**PROBLEM DESCRIPTION**
All of the material below is to be retyped exactly.

-- Start of GIVEN RECORDS --

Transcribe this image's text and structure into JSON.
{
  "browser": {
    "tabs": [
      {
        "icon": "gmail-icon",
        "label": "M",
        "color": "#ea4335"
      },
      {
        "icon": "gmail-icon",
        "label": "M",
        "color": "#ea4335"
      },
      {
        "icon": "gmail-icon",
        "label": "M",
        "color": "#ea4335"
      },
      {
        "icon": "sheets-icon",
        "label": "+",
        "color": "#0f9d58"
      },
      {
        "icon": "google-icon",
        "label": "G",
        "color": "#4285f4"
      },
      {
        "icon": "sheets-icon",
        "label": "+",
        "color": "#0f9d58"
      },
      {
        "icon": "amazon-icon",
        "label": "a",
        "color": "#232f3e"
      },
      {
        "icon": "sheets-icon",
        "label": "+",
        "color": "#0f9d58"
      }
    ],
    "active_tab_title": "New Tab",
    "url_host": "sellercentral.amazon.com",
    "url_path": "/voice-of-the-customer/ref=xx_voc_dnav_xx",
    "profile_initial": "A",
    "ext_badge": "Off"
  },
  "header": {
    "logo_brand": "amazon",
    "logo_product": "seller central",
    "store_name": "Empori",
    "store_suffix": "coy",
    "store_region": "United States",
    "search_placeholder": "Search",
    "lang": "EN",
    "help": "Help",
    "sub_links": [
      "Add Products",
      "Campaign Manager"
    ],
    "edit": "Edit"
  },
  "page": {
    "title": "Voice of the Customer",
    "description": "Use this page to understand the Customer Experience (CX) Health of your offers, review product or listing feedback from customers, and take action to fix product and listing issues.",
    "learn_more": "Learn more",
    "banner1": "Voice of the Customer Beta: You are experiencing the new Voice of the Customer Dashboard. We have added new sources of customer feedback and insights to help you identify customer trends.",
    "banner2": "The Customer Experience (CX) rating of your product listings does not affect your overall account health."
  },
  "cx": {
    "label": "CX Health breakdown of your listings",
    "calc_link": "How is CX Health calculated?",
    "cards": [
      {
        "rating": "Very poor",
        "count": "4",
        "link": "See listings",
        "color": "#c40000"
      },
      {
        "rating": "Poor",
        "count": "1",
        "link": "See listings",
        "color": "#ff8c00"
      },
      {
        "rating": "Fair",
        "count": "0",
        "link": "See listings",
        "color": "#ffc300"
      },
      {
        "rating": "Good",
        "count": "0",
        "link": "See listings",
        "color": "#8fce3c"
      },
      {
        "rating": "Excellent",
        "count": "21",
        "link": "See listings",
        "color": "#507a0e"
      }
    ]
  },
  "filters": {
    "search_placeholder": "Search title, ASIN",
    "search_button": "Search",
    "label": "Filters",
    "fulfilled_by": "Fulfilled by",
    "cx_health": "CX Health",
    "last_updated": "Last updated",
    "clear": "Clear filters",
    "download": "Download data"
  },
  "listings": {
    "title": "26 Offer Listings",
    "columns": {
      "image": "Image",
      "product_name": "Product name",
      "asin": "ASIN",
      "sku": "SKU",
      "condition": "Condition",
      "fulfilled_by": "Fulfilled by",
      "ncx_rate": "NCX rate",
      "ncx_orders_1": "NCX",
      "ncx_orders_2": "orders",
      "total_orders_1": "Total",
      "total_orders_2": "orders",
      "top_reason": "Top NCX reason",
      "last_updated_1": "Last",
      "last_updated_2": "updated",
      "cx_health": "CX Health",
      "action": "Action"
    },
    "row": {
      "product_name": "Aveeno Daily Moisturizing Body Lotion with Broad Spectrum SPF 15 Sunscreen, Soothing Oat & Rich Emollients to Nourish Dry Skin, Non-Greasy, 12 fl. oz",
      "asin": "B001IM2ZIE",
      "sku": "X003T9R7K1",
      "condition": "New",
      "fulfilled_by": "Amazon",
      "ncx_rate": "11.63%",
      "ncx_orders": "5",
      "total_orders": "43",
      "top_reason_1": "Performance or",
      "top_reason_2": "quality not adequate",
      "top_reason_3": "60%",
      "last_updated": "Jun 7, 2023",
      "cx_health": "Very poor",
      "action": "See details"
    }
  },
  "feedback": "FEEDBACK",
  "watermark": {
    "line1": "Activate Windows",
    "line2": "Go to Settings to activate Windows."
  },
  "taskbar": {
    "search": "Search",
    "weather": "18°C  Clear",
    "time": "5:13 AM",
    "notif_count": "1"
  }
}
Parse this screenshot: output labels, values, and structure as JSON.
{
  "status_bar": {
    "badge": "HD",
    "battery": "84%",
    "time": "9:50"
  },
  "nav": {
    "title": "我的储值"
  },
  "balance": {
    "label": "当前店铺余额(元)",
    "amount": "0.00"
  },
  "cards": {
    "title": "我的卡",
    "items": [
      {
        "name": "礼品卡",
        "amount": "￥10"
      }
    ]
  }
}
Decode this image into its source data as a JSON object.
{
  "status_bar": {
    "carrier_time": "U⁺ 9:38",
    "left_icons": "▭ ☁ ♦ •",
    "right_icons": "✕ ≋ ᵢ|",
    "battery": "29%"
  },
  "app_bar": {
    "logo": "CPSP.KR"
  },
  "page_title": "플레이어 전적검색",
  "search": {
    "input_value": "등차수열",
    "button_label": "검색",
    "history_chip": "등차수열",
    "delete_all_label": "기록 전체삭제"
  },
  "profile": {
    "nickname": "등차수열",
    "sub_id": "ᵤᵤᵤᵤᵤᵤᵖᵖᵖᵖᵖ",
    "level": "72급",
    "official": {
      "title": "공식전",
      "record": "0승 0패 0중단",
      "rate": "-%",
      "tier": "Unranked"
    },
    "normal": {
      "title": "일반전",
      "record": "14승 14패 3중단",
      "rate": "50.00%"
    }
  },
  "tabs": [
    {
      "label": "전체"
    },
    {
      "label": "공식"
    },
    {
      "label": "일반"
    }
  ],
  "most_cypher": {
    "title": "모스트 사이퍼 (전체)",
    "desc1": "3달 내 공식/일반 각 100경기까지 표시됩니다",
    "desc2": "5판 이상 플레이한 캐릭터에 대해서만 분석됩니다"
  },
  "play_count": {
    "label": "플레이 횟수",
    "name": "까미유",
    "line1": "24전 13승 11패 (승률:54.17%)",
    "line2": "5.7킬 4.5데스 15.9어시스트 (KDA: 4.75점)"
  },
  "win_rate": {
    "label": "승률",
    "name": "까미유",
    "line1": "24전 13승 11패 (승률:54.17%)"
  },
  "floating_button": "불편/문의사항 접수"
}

-- End of GIVEN RECORDS --

**TASK RESPONSE**
Transcribe this image's text and structure into JSON.
{
  "browser": {
    "tabs": [
      {
        "icon": "gmail-icon",
        "label": "M",
        "color": "#ea4335"
      },
      {
        "icon": "gmail-icon",
        "label": "M",
        "color": "#ea4335"
      },
      {
        "icon": "gmail-icon",
        "label": "M",
        "color": "#ea4335"
      },
      {
        "icon": "sheets-icon",
        "label": "+",
        "color": "#0f9d58"
      },
      {
        "icon": "google-icon",
        "label": "G",
        "color": "#4285f4"
      },
      {
        "icon": "sheets-icon",
        "label": "+",
        "color": "#0f9d58"
      },
      {
        "icon": "amazon-icon",
        "label": "a",
        "color": "#232f3e"
      },
      {
        "icon": "sheets-icon",
        "label": "+",
        "color": "#0f9d58"
      }
    ],
    "active_tab_title": "New Tab",
    "url_host": "sellercentral.amazon.com",
    "url_path": "/voice-of-the-customer/ref=xx_voc_dnav_xx",
    "profile_initial": "A",
    "ext_badge": "Off"
  },
  "header": {
    "logo_brand": "amazon",
    "logo_product": "seller central",
    "store_name": "Empori",
    "store_suffix": "coy",
    "store_region": "United States",
    "search_placeholder": "Search",
    "lang": "EN",
    "help": "Help",
    "sub_links": [
      "Add Products",
      "Campaign Manager"
    ],
    "edit": "Edit"
  },
  "page": {
    "title": "Voice of the Customer",
    "description": "Use this page to understand the Customer Experience (CX) Health of your offers, review product or listing feedback from customers, and take action to fix product and listing issues.",
    "learn_more": "Learn more",
    "banner1": "Voice of the Customer Beta: You are experiencing the new Voice of the Customer Dashboard. We have added new sources of customer feedback and insights to help you identify customer trends.",
    "banner2": "The Customer Experience (CX) rating of your product listings does not affect your overall account health."
  },
  "cx": {
    "label": "CX Health breakdown of your listings",
    "calc_link": "How is CX Health calculated?",
    "cards": [
      {
        "rating": "Very poor",
        "count": "4",
        "link": "See listings",
        "color": "#c40000"
      },
      {
        "rating": "Poor",
        "count": "1",
        "link": "See listings",
        "color": "#ff8c00"
      },
      {
        "rating": "Fair",
        "count": "0",
        "link": "See listings",
        "color": "#ffc300"
      },
      {
        "rating": "Good",
        "count": "0",
        "link": "See listings",
        "color": "#8fce3c"
      },
      {
        "rating": "Excellent",
        "count": "21",
        "link": "See listings",
        "color": "#507a0e"
      }
    ]
  },
  "filters": {
    "search_placeholder": "Search title, ASIN",
    "search_button": "Search",
    "label": "Filters",
    "fulfilled_by": "Fulfilled by",
    "cx_health": "CX Health",
    "last_updated": "Last updated",
    "clear": "Clear filters",
    "download": "Download data"
  },
  "listings": {
    "title": "26 Offer Listings",
    "columns": {
      "image": "Image",
      "product_name": "Product name",
      "asin": "ASIN",
      "sku": "SKU",
      "condition": "Condition",
      "fulfilled_by": "Fulfilled by",
      "ncx_rate": "NCX rate",
      "ncx_orders_1": "NCX",
      "ncx_orders_2": "orders",
      "total_orders_1": "Total",
      "total_orders_2": "orders",
      "top_reason": "Top NCX reason",
      "last_updated_1": "Last",
      "last_updated_2": "updated",
      "cx_health": "CX Health",
      "action": "Action"
    },
    "row": {
      "product_name": "Aveeno Daily Moisturizing Body Lotion with Broad Spectrum SPF 15 Sunscreen, Soothing Oat & Rich Emollients to Nourish Dry Skin, Non-Greasy, 12 fl. oz",
      "asin": "B001IM2ZIE",
      "sku": "X003T9R7K1",
      "condition": "New",
      "fulfilled_by": "Amazon",
      "ncx_rate": "11.63%",
      "ncx_orders": "5",
      "total_orders": "43",
      "top_reason_1": "Performance or",
      "top_reason_2": "quality not adequate",
      "top_reason_3": "60%",
      "last_updated": "Jun 7, 2023",
      "cx_health": "Very poor",
      "action": "See details"
    }
  },
  "feedback": "FEEDBACK",
  "watermark": {
    "line1": "Activate Windows",
    "line2": "Go to Settings to activate Windows."
  },
  "taskbar": {
    "search": "Search",
    "weather": "18°C  Clear",
    "time": "5:13 AM",
    "notif_count": "1"
  }
}
Parse this screenshot: output labels, values, and structure as JSON.
{
  "status_bar": {
    "badge": "HD",
    "battery": "84%",
    "time": "9:50"
  },
  "nav": {
    "title": "我的储值"
  },
  "balance": {
    "label": "当前店铺余额(元)",
    "amount": "0.00"
  },
  "cards": {
    "title": "我的卡",
    "items": [
      {
        "name": "礼品卡",
        "amount": "￥10"
      }
    ]
  }
}
Decode this image into its source data as a JSON object.
{
  "status_bar": {
    "carrier_time": "U⁺ 9:38",
    "left_icons": "▭ ☁ ♦ •",
    "right_icons": "✕ ≋ ᵢ|",
    "battery": "29%"
  },
  "app_bar": {
    "logo": "CPSP.KR"
  },
  "page_title": "플레이어 전적검색",
  "search": {
    "input_value": "등차수열",
    "button_label": "검색",
    "history_chip": "등차수열",
    "delete_all_label": "기록 전체삭제"
  },
  "profile": {
    "nickname": "등차수열",
    "sub_id": "ᵤᵤᵤᵤᵤᵤᵖᵖᵖᵖᵖ",
    "level": "72급",
    "official": {
      "title": "공식전",
      "record": "0승 0패 0중단",
      "rate": "-%",
      "tier": "Unranked"
    },
    "normal": {
      "title": "일반전",
      "record": "14승 14패 3중단",
      "rate": "50.00%"
    }
  },
  "tabs": [
    {
      "label": "전체"
    },
    {
      "label": "공식"
    },
    {
      "label": "일반"
    }
  ],
  "most_cypher": {
    "title": "모스트 사이퍼 (전체)",
    "desc1": "3달 내 공식/일반 각 100경기까지 표시됩니다",
    "desc2": "5판 이상 플레이한 캐릭터에 대해서만 분석됩니다"
  },
  "play_count": {
    "label": "플레이 횟수",
    "name": "까미유",
    "line1": "24전 13승 11패 (승률:54.17%)",
    "line2": "5.7킬 4.5데스 15.9어시스트 (KDA: 4.75점)"
  },
  "win_rate": {
    "label": "승률",
    "name": "까미유",
    "line1": "24전 13승 11패 (승률:54.17%)"
  },
  "floating_button": "불편/문의사항 접수"
}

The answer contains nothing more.